THE PROBLEM = Pictures are not part of the answer. Return the lines from the one containing "Extract all readable text from this page." through the end of the data, both included, exactly as they appear.

Items from a data source =
•••

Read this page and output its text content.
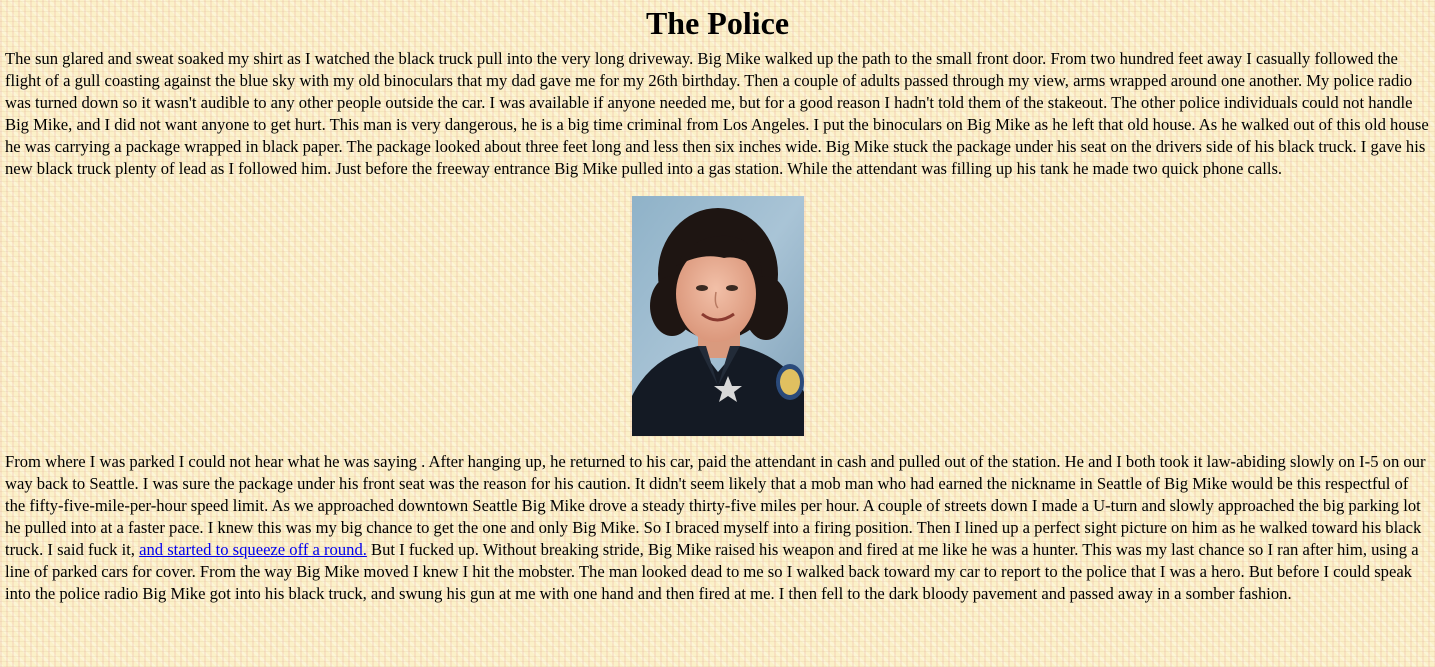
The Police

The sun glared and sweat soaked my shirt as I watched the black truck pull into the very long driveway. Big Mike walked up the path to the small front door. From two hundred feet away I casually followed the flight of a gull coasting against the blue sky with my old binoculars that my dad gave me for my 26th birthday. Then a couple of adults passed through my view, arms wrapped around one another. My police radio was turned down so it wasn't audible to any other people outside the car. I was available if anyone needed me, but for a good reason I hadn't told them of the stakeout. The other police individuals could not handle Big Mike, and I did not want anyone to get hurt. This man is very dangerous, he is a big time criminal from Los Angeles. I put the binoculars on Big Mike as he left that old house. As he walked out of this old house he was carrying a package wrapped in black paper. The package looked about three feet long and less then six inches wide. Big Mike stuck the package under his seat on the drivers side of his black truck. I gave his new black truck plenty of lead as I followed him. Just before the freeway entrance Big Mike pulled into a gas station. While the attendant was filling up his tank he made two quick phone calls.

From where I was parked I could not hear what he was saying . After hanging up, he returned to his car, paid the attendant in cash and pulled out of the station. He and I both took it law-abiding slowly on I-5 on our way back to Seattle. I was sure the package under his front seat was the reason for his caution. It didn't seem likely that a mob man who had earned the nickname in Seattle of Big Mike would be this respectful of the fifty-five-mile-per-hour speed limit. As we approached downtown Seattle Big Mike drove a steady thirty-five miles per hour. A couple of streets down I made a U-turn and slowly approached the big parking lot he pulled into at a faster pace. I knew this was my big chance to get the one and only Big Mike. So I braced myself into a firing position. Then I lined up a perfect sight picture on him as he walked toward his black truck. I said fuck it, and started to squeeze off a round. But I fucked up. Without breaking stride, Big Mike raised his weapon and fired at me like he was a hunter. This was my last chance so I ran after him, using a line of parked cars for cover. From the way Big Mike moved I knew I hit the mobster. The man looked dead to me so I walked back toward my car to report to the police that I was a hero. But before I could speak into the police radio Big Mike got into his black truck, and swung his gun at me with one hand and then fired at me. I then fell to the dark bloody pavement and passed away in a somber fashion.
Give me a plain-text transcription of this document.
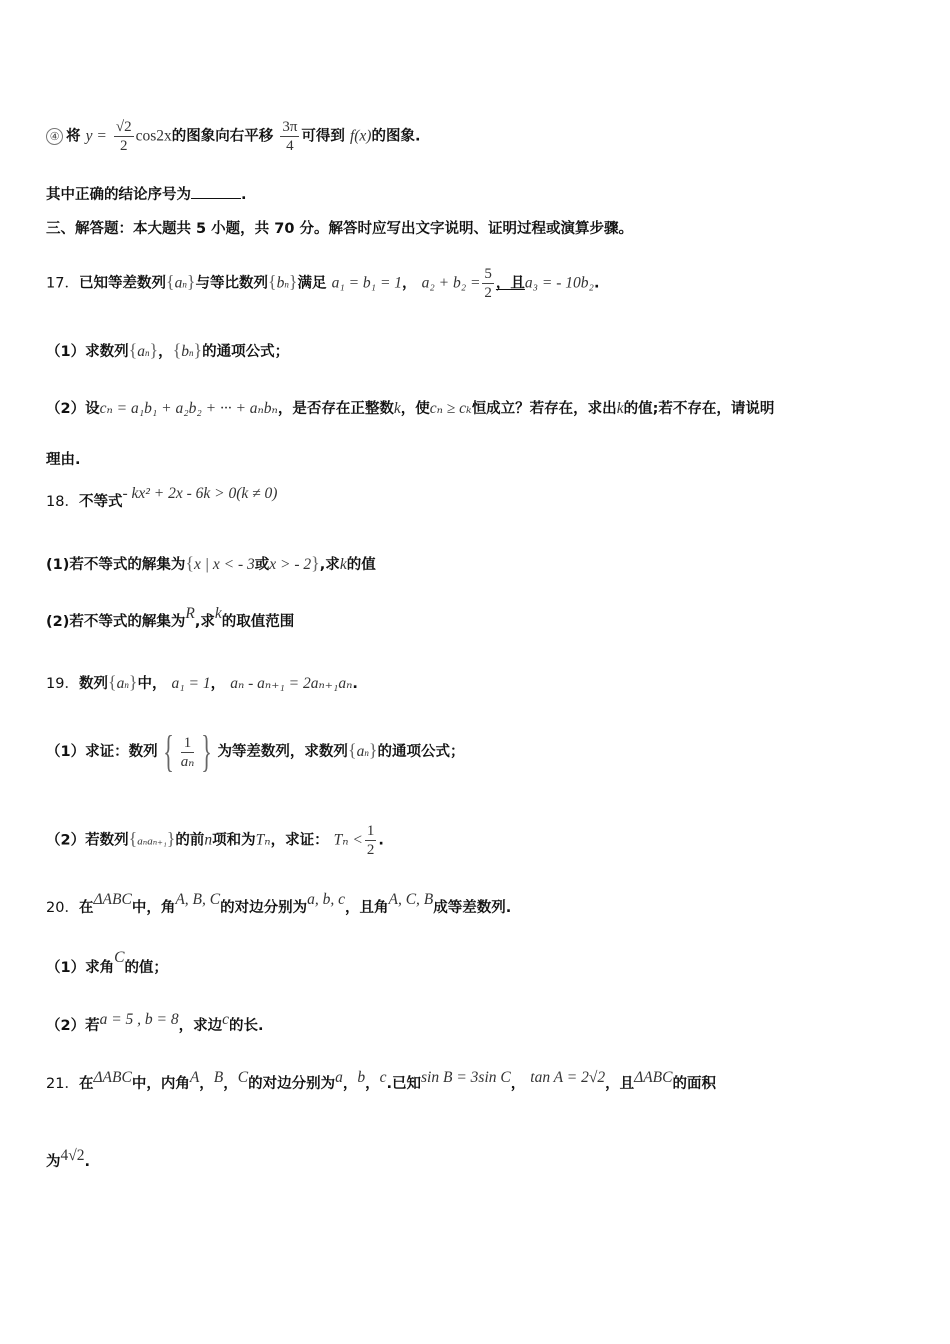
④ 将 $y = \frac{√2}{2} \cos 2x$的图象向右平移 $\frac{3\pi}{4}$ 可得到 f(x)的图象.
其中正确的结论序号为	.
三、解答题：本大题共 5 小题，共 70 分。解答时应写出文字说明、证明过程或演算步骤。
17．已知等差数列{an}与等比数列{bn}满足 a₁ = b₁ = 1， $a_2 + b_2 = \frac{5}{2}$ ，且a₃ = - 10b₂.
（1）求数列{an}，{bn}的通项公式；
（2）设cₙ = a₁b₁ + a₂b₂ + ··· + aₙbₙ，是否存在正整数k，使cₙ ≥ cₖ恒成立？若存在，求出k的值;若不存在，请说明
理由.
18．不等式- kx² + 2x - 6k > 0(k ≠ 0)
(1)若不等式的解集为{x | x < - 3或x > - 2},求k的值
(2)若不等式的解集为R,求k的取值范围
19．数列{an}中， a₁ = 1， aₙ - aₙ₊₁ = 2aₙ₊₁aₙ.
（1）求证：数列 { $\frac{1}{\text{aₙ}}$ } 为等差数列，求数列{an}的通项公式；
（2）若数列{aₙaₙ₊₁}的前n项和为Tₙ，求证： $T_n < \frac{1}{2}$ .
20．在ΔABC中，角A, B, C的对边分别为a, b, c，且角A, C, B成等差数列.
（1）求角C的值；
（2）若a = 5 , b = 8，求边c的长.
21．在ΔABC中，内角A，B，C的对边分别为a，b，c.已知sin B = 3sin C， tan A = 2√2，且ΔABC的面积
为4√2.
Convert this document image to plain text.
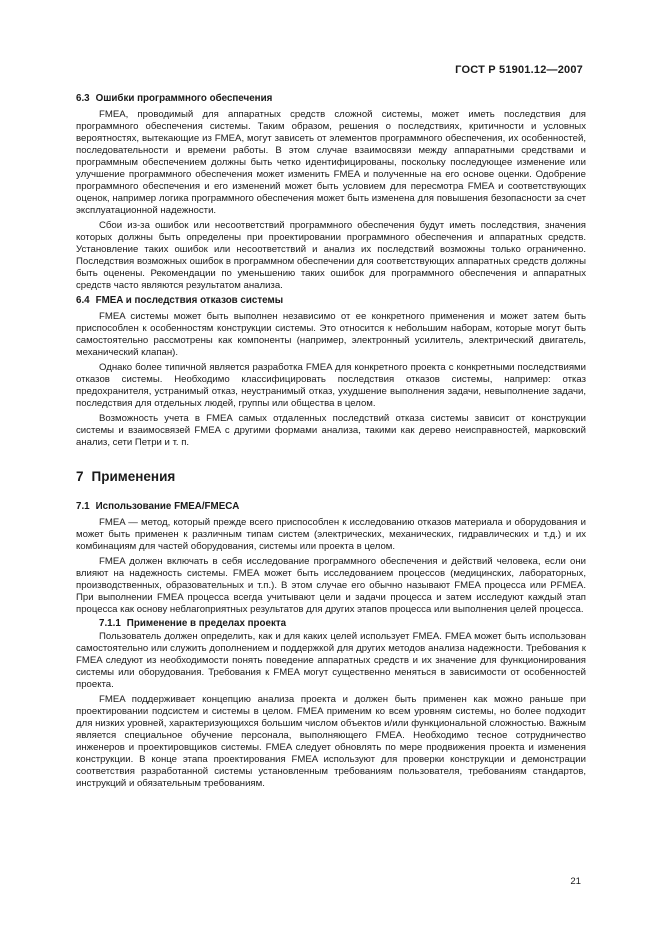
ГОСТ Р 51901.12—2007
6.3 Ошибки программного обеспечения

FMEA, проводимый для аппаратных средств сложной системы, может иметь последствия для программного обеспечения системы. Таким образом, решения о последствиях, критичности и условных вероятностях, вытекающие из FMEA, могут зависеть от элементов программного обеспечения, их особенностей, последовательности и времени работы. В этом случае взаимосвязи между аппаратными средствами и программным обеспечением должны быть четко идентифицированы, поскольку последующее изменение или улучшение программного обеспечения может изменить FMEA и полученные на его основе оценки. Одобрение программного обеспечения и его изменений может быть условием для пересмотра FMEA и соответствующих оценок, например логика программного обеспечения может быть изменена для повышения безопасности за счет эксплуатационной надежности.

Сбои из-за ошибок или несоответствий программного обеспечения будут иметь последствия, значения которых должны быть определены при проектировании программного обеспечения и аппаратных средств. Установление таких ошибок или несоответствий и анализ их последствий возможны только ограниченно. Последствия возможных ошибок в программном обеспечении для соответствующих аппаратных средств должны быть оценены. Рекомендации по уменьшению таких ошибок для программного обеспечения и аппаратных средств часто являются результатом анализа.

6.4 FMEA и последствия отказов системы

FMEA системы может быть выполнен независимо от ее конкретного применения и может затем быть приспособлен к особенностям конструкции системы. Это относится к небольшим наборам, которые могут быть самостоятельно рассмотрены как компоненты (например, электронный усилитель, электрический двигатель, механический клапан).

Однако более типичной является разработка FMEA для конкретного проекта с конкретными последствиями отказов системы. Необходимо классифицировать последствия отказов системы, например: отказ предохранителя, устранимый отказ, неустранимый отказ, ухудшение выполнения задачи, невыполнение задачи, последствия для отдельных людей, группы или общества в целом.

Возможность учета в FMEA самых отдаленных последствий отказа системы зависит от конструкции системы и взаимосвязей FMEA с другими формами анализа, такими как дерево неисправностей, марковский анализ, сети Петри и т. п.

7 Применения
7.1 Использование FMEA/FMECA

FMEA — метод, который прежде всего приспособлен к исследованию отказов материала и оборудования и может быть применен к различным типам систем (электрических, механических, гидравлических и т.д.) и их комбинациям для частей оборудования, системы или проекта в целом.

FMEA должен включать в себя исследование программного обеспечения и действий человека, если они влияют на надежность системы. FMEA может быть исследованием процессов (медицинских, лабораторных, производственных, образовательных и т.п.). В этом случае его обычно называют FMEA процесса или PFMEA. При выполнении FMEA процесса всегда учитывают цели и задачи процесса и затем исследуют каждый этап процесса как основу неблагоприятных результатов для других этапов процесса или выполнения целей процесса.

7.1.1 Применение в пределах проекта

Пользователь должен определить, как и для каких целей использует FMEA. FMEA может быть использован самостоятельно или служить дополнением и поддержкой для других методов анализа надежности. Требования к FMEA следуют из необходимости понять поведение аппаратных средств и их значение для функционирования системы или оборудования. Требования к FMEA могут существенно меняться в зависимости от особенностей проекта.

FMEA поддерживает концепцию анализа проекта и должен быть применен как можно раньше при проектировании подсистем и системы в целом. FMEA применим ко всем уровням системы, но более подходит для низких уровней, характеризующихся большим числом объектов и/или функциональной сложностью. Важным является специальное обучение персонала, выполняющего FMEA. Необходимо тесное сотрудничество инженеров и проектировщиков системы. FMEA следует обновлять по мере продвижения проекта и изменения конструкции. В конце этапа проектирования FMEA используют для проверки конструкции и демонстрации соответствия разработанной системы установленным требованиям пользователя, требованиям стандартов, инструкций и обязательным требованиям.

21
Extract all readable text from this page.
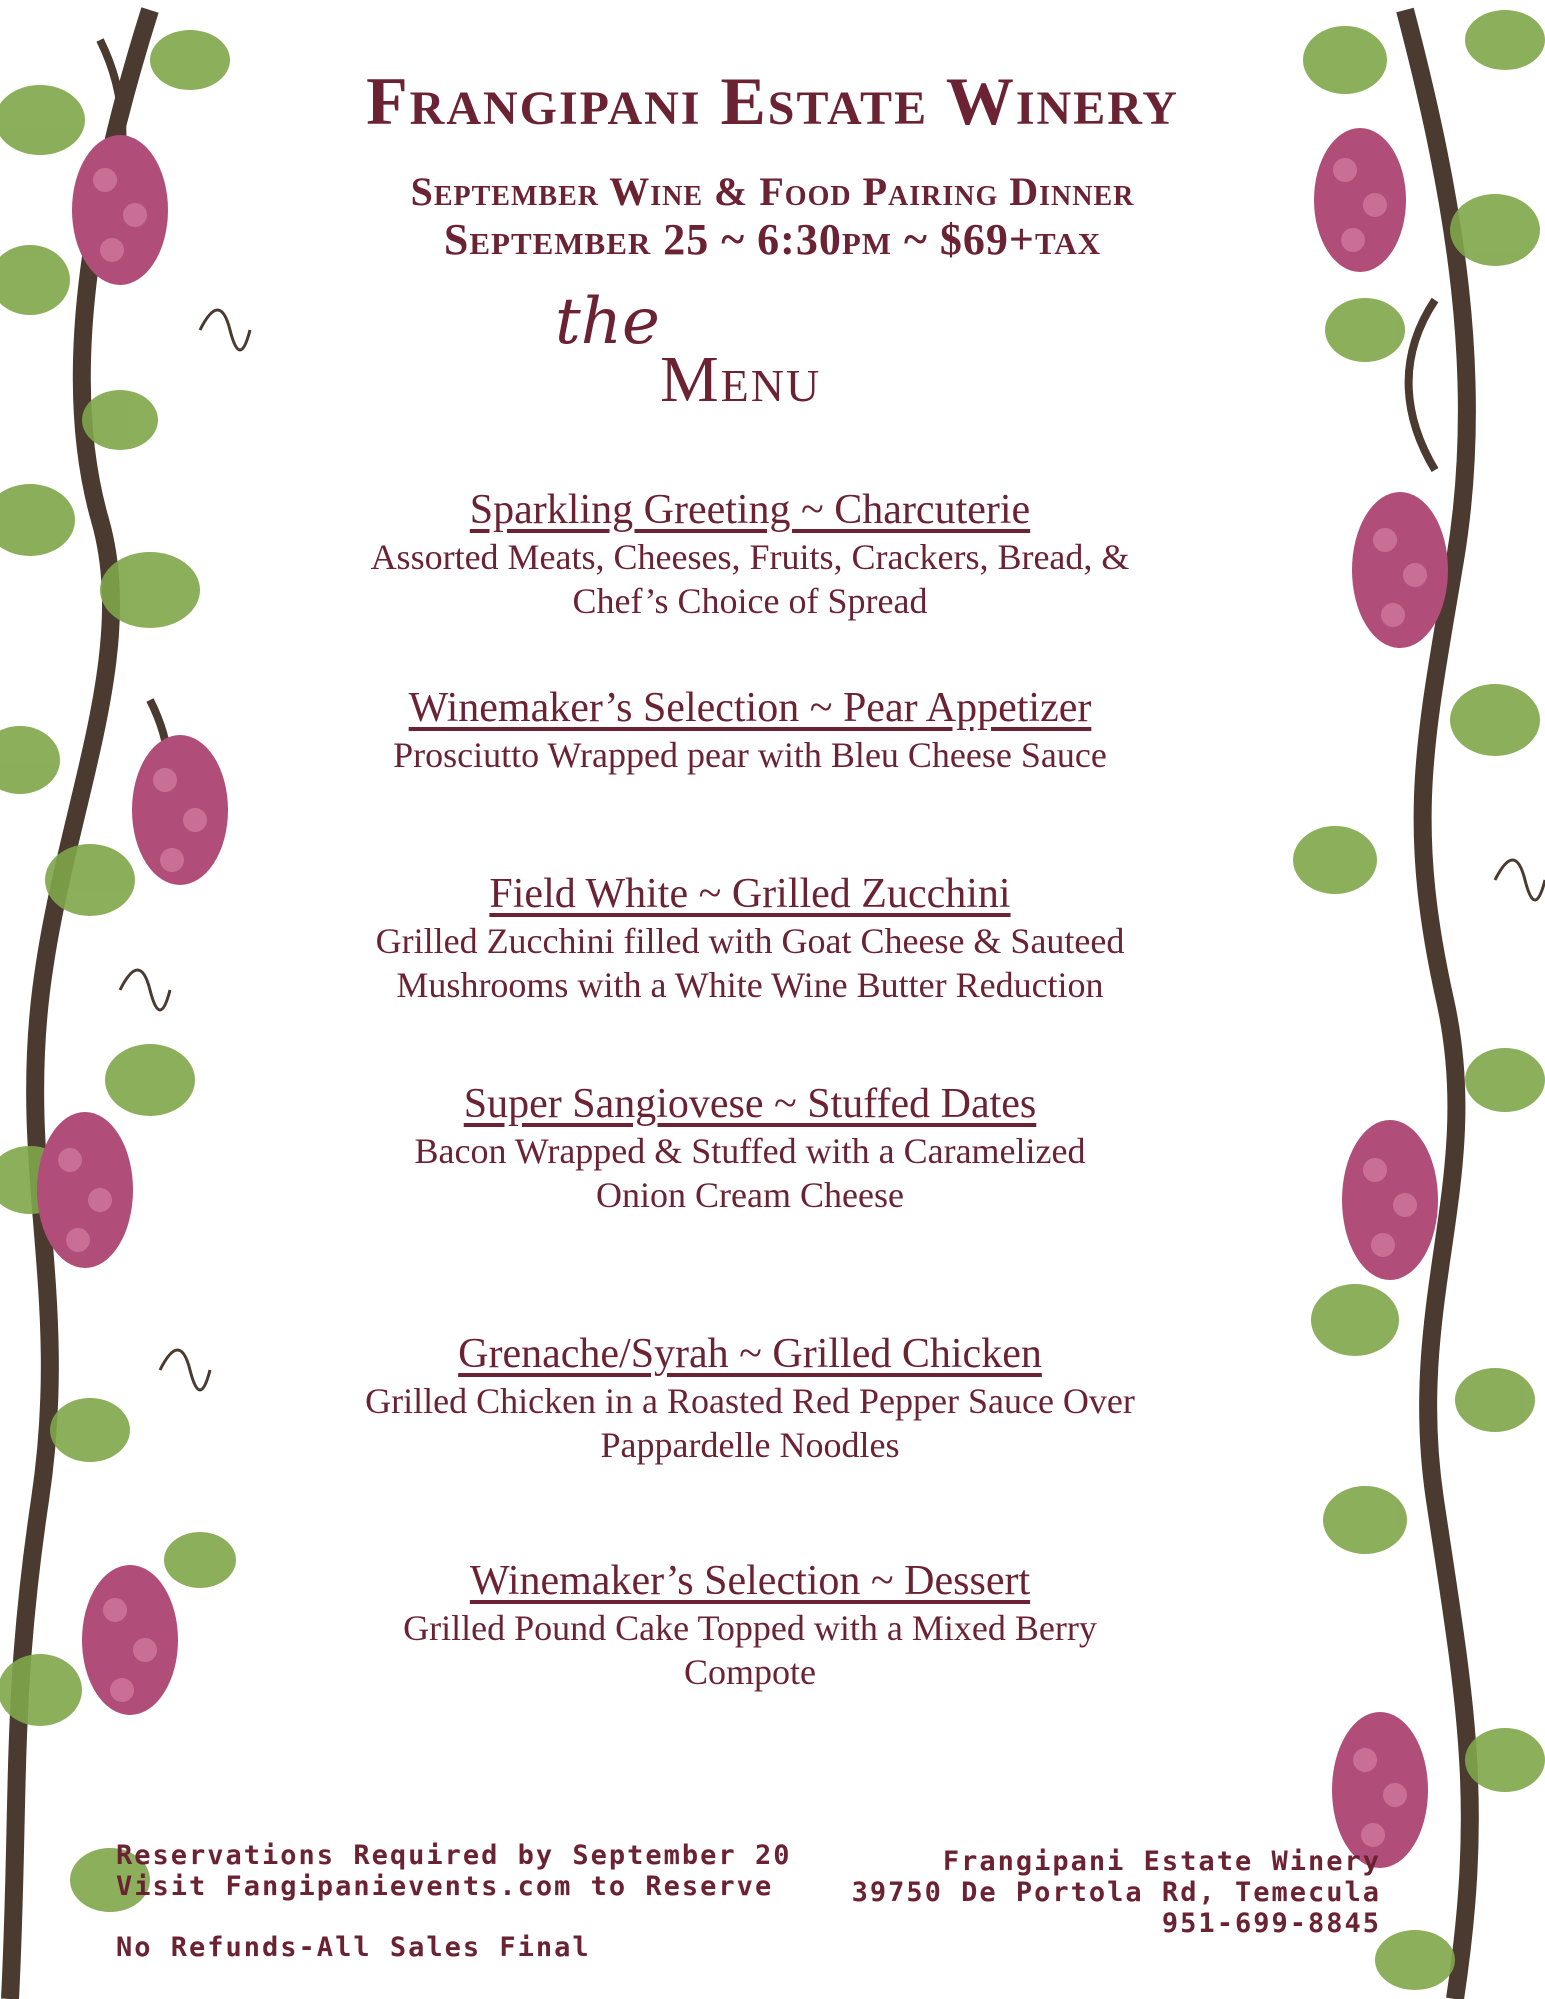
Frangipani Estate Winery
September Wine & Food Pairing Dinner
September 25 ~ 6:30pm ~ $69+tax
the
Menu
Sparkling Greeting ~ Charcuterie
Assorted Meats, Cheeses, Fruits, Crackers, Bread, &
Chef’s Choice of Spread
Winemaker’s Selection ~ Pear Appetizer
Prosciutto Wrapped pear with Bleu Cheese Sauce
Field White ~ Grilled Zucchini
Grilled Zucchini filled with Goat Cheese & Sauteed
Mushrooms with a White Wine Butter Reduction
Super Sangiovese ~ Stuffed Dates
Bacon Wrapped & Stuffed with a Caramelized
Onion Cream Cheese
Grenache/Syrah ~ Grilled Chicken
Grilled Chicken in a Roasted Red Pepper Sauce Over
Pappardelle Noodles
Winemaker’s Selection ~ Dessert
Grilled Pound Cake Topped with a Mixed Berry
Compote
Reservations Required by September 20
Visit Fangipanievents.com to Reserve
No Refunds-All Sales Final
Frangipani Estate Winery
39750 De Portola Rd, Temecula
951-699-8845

•••

EXERCISE OUTPUT =
Extract all readable text from this page.
Frangipani Estate Winery
September Wine & Food Pairing Dinner
September 25 ~ 6:30pm ~ $69+tax
the
Menu
Sparkling Greeting ~ Charcuterie
Assorted Meats, Cheeses, Fruits, Crackers, Bread, &
Chef’s Choice of Spread
Winemaker’s Selection ~ Pear Appetizer
Prosciutto Wrapped pear with Bleu Cheese Sauce
Field White ~ Grilled Zucchini
Grilled Zucchini filled with Goat Cheese & Sauteed
Mushrooms with a White Wine Butter Reduction
Super Sangiovese ~ Stuffed Dates
Bacon Wrapped & Stuffed with a Caramelized
Onion Cream Cheese
Grenache/Syrah ~ Grilled Chicken
Grilled Chicken in a Roasted Red Pepper Sauce Over
Pappardelle Noodles
Winemaker’s Selection ~ Dessert
Grilled Pound Cake Topped with a Mixed Berry
Compote
Reservations Required by September 20
Visit Fangipanievents.com to Reserve
No Refunds-All Sales Final
Frangipani Estate Winery
39750 De Portola Rd, Temecula
951-699-8845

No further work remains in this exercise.